═══ ARTIKEL
ECLI:NL:RBDHA:2025:17119

Rechtbank Den Haag

Datum uitspraak
9 september 2025
Publicatiedatum
17 september 2025
Zaaknummer
NL25.41913
Instantie
Rechtbank Den Haag
Type
Uitspraak
Procedures
  • Eerste aanleg - enkelvoudig
Rechters
Vindplaatsen
  • Rechtspraak.nl
AI samenvatting door LexboostAutomatisch gegenereerd

Bewaring en zicht op uitzetting van Algerijnse vreemdeling in bestuursrechtelijke procedure

In deze zaak heeft de Rechtbank Den Haag op 9 september 2025 uitspraak gedaan in een bestuursrechtelijke procedure betreffende de bewaring van een Algerijnse vreemdeling. De eiser, vertegenwoordigd door mr. S. Ben Ahmed, had beroep ingesteld tegen de voortduring van de maatregel van bewaring die op 8 april 2025 door de minister van Asiel en Migratie was opgelegd. De rechtbank heeft vastgesteld dat de maatregel van bewaring rechtmatig was tot het sluiten van een eerder onderzoek op 28 juli 2025. De eiser betoogde dat er geen zicht op uitzetting naar Algerije was, omdat hij al meer dan vijf maanden in bewaring zat zonder dat de Algerijnse autoriteiten een laissez-passer hadden afgegeven. De rechtbank oordeelde dat de eiser onvoldoende concrete aanknopingspunten had aangedragen om te concluderen dat zicht op uitzetting ontbrak. De rechtbank merkte op dat de aanvraag voor een laissez-passer nog in behandeling was en dat de eiser niet voldoende had meegewerkt aan zijn uitzetting. Daarnaast werd betoogd dat de verweerder onvoldoende voortvarend handelde, maar de rechtbank oordeelde dat de verweerder voldoende stappen had ondernomen. De rechtbank concludeerde dat er geen aanleiding was om een minder ingrijpend middel toe te passen, zoals een meldplicht of borgtocht. Uiteindelijk werd het beroep ongegrond verklaard en het verzoek om schadevergoeding afgewezen. De uitspraak werd gedaan door mr. C.E. Bos, in aanwezigheid van griffier mr. D.M. Abrahams.
══════
Leg in één tot drie zinnen uit waarom de eiser in het artikel over de bewaring vond dat er geen zicht op uitzetting naar Algerije was. Baseer je uitsluitend op het artikel.
═══ VASTGELEGDE GEGEVENS
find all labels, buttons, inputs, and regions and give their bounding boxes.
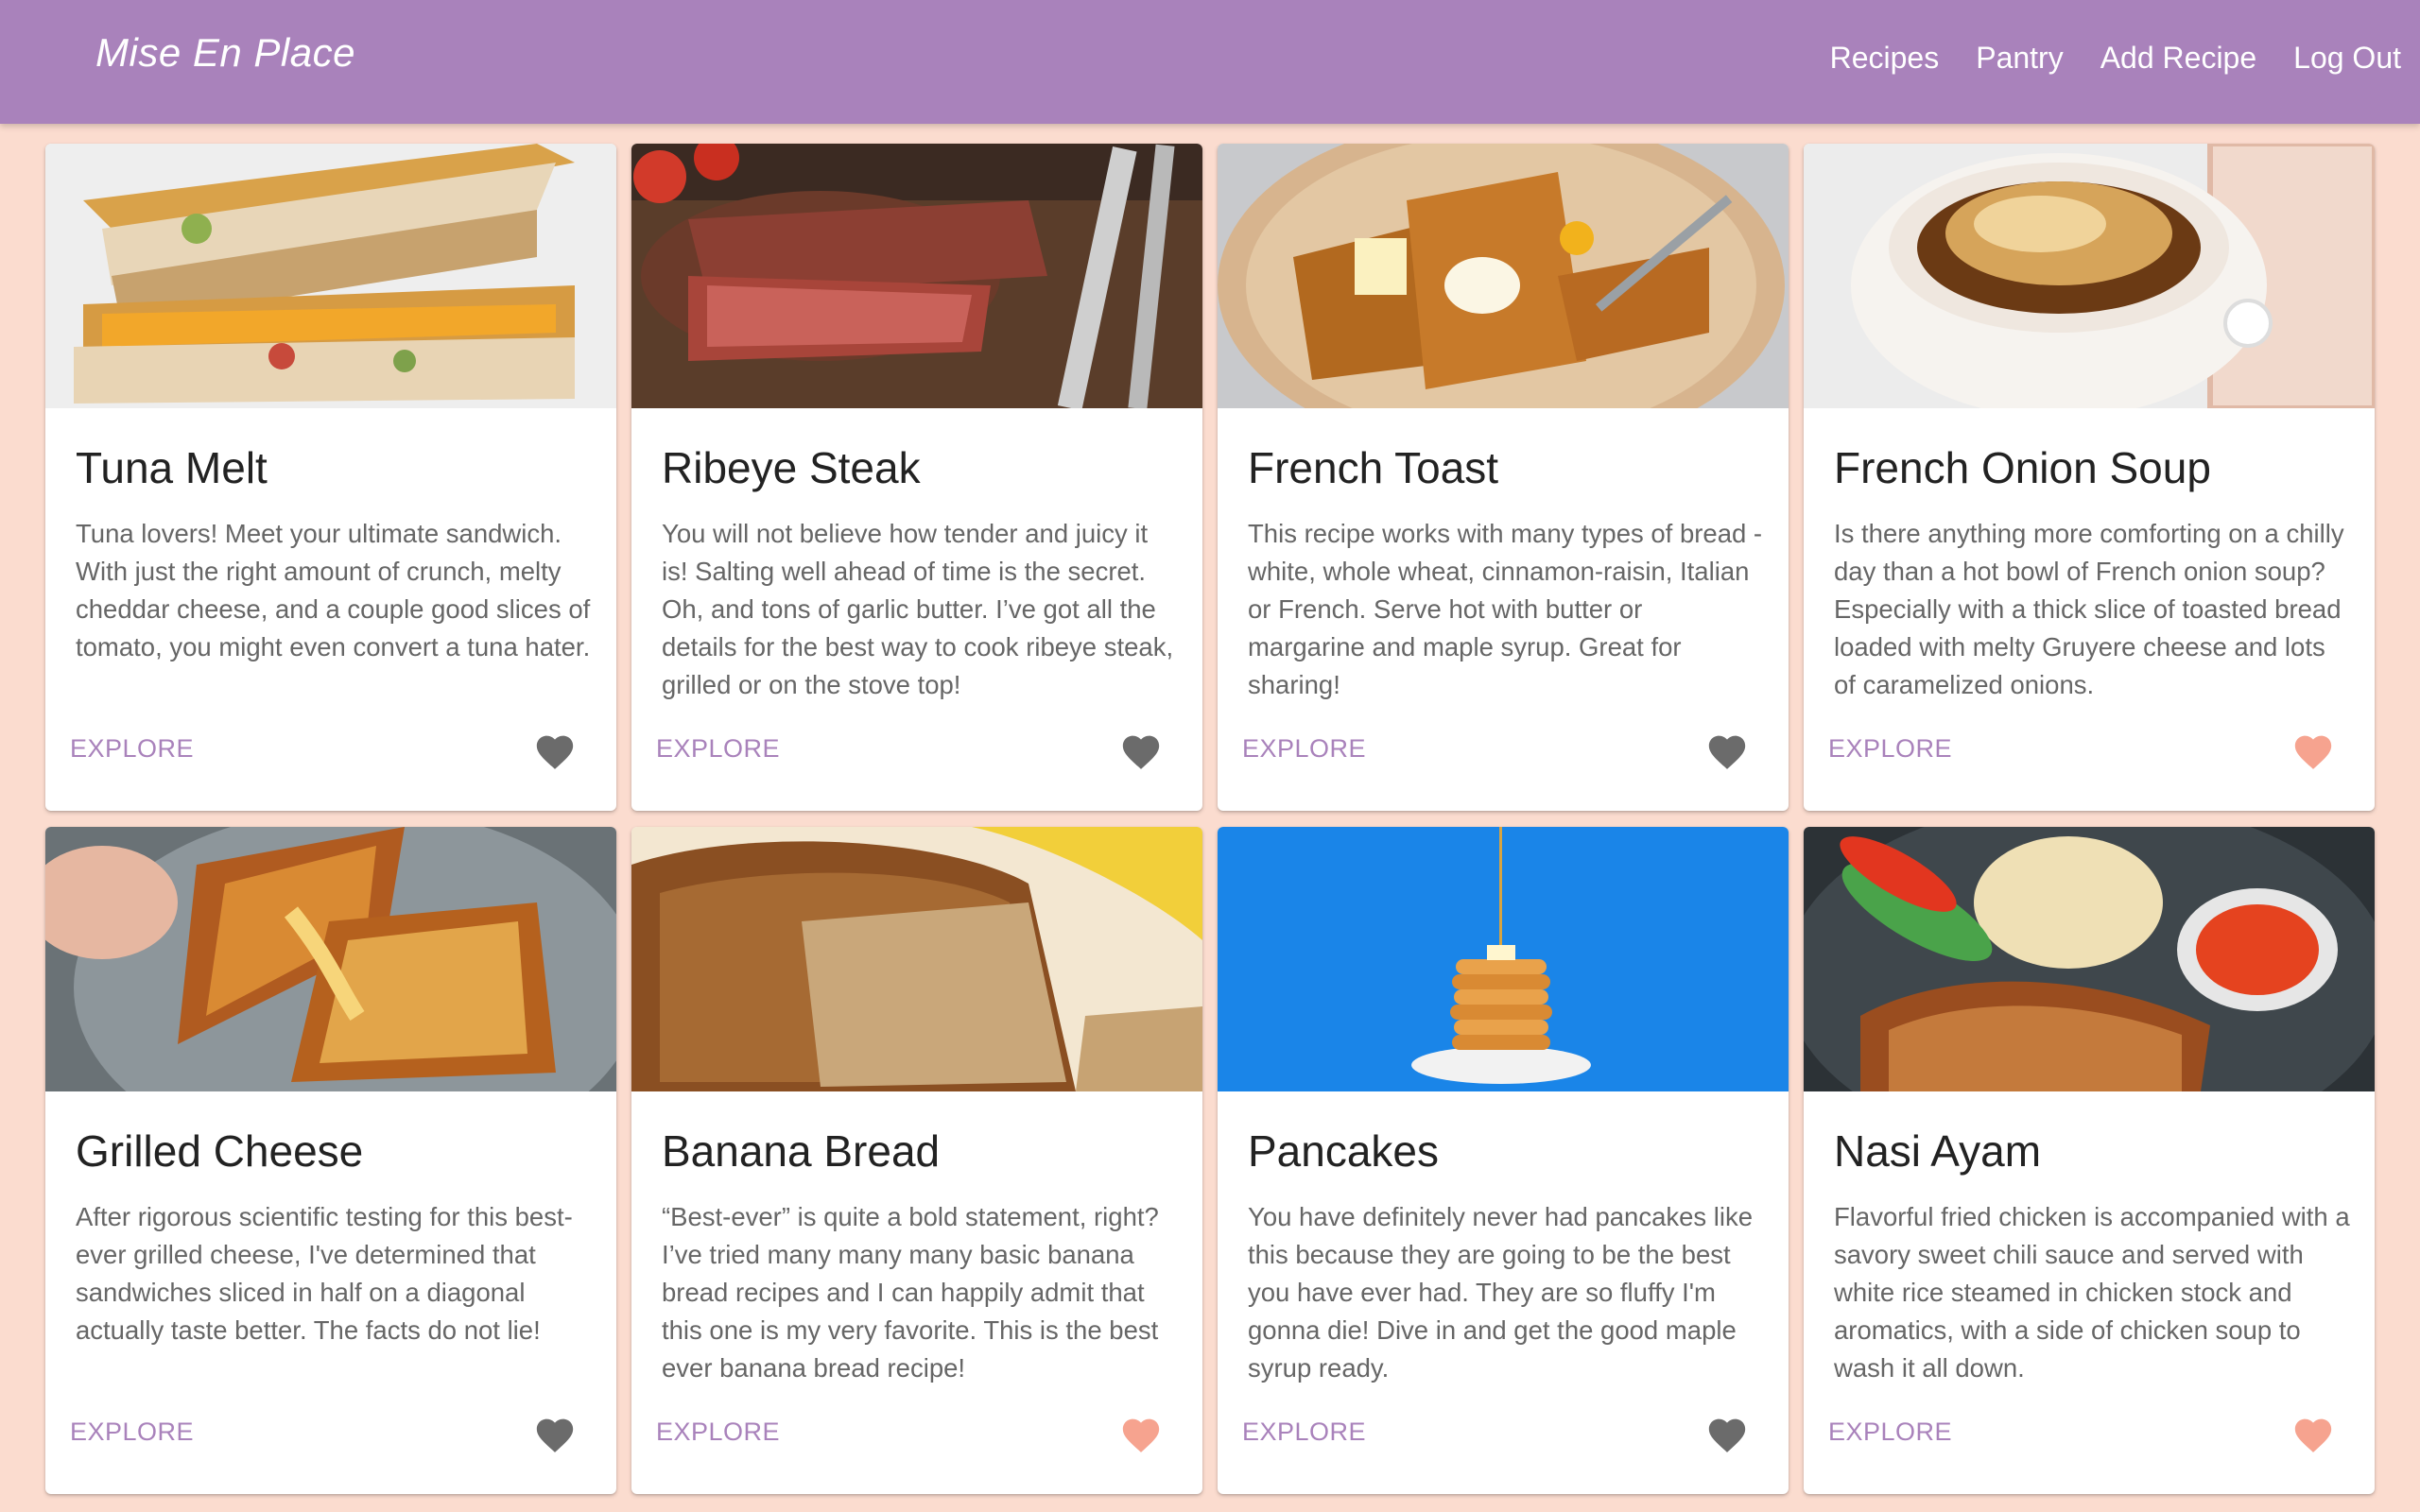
══════
• UITGEWERKT ANTWOORD: De eiser zat al meer dan vijf maanden in bewaring. In die tijd hadden de Algerijnse autoriteiten nog geen laissez-passer afgegeven. Daarom betoogde hij dat zicht op uitzetting naar Algerije ontbrak.